— START Entries provided —
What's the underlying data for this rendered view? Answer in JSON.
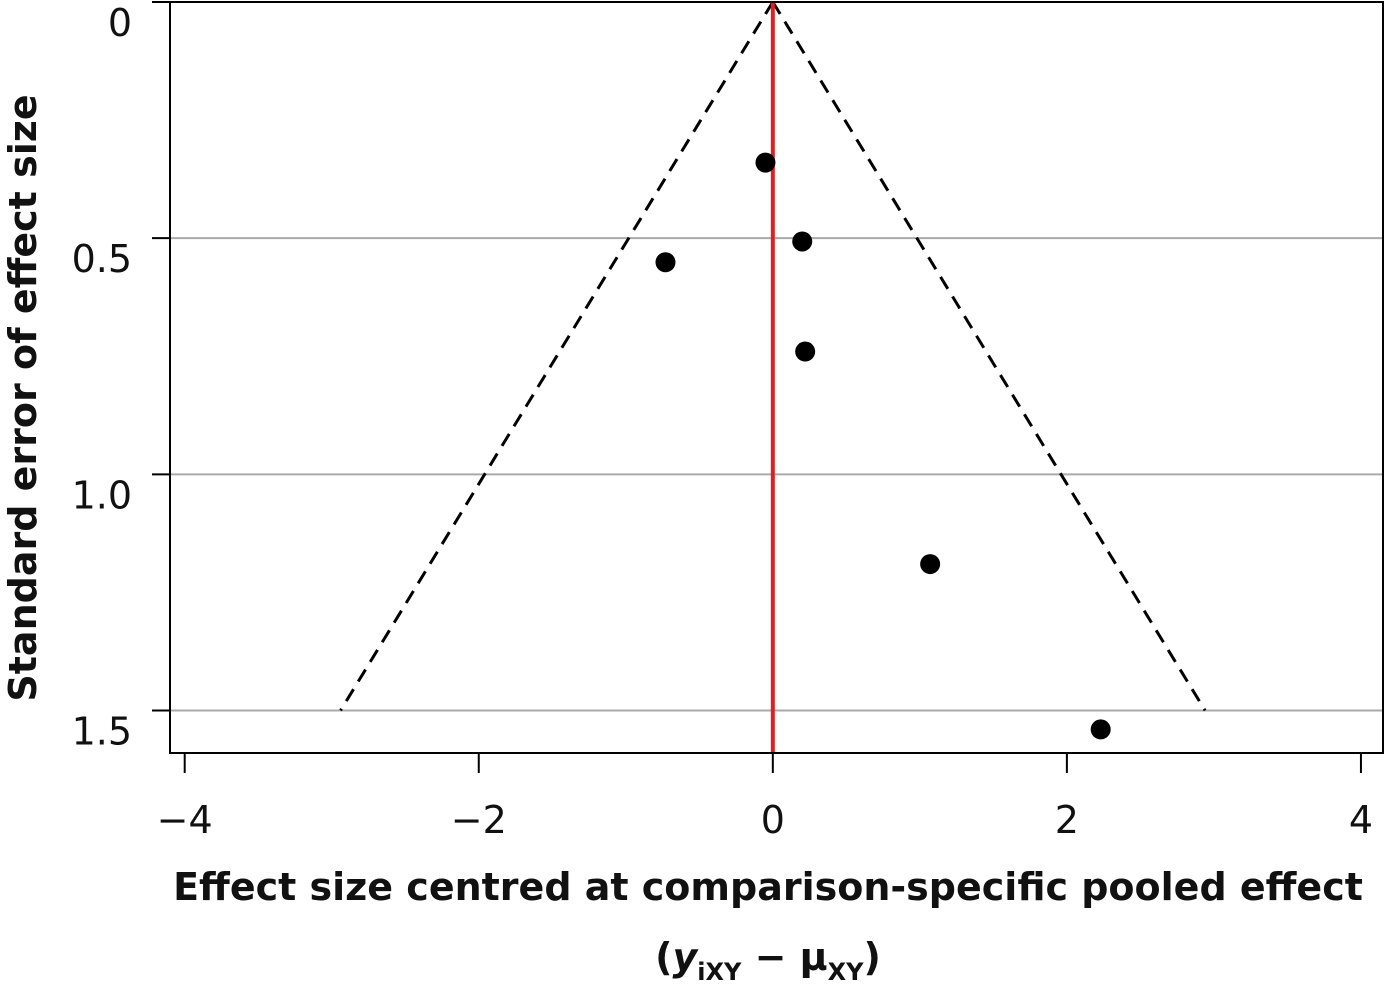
{
  "chart_data": {
    "type": "scatter",
    "title": "",
    "xlabel": "Effect size centred at comparison-specific pooled effect",
    "xlabel_formula": {
      "open": "(",
      "y": "y",
      "y_sub": "iXY",
      "minus": " − ",
      "mu": "μ",
      "mu_sub": "XY",
      "close": ")"
    },
    "ylabel": "Standard error of effect size",
    "xlim": [
      -4.1,
      4.15
    ],
    "ylim": [
      0,
      1.59
    ],
    "y_inverted": true,
    "x_ticks": [
      {
        "value": -4,
        "label": "−4"
      },
      {
        "value": -2,
        "label": "−2"
      },
      {
        "value": 0,
        "label": "0"
      },
      {
        "value": 2,
        "label": "2"
      },
      {
        "value": 4,
        "label": "4"
      }
    ],
    "y_ticks": [
      {
        "value": 0,
        "label": "0"
      },
      {
        "value": 0.5,
        "label": "0.5"
      },
      {
        "value": 1.0,
        "label": "1.0"
      },
      {
        "value": 1.5,
        "label": "1.5"
      }
    ],
    "grid": "horizontal",
    "reference_line": {
      "x": 0,
      "color": "#e02020"
    },
    "funnel": {
      "apex": [
        0,
        0
      ],
      "left_base": [
        -2.94,
        1.5
      ],
      "right_base": [
        2.94,
        1.5
      ],
      "style": "dashed"
    },
    "points": [
      {
        "x": -0.05,
        "y": 0.34
      },
      {
        "x": 0.2,
        "y": 0.507
      },
      {
        "x": -0.73,
        "y": 0.551
      },
      {
        "x": 0.22,
        "y": 0.74
      },
      {
        "x": 1.07,
        "y": 1.19
      },
      {
        "x": 2.23,
        "y": 1.54
      }
    ],
    "colors": {
      "points": "#000000",
      "grid": "#aaaaaa",
      "reference": "#e02020",
      "funnel": "#000000"
    }
  }
}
— END Entries provided —
#### Problem to solve:
Excluding the pictures, restate the records above word for word.

#### Answer to this task:
What's the underlying data for this rendered view? Answer in JSON.
{
  "chart_data": {
    "type": "scatter",
    "title": "",
    "xlabel": "Effect size centred at comparison-specific pooled effect",
    "xlabel_formula": {
      "open": "(",
      "y": "y",
      "y_sub": "iXY",
      "minus": " − ",
      "mu": "μ",
      "mu_sub": "XY",
      "close": ")"
    },
    "ylabel": "Standard error of effect size",
    "xlim": [
      -4.1,
      4.15
    ],
    "ylim": [
      0,
      1.59
    ],
    "y_inverted": true,
    "x_ticks": [
      {
        "value": -4,
        "label": "−4"
      },
      {
        "value": -2,
        "label": "−2"
      },
      {
        "value": 0,
        "label": "0"
      },
      {
        "value": 2,
        "label": "2"
      },
      {
        "value": 4,
        "label": "4"
      }
    ],
    "y_ticks": [
      {
        "value": 0,
        "label": "0"
      },
      {
        "value": 0.5,
        "label": "0.5"
      },
      {
        "value": 1.0,
        "label": "1.0"
      },
      {
        "value": 1.5,
        "label": "1.5"
      }
    ],
    "grid": "horizontal",
    "reference_line": {
      "x": 0,
      "color": "#e02020"
    },
    "funnel": {
      "apex": [
        0,
        0
      ],
      "left_base": [
        -2.94,
        1.5
      ],
      "right_base": [
        2.94,
        1.5
      ],
      "style": "dashed"
    },
    "points": [
      {
        "x": -0.05,
        "y": 0.34
      },
      {
        "x": 0.2,
        "y": 0.507
      },
      {
        "x": -0.73,
        "y": 0.551
      },
      {
        "x": 0.22,
        "y": 0.74
      },
      {
        "x": 1.07,
        "y": 1.19
      },
      {
        "x": 2.23,
        "y": 1.54
      }
    ],
    "colors": {
      "points": "#000000",
      "grid": "#aaaaaa",
      "reference": "#e02020",
      "funnel": "#000000"
    }
  }
}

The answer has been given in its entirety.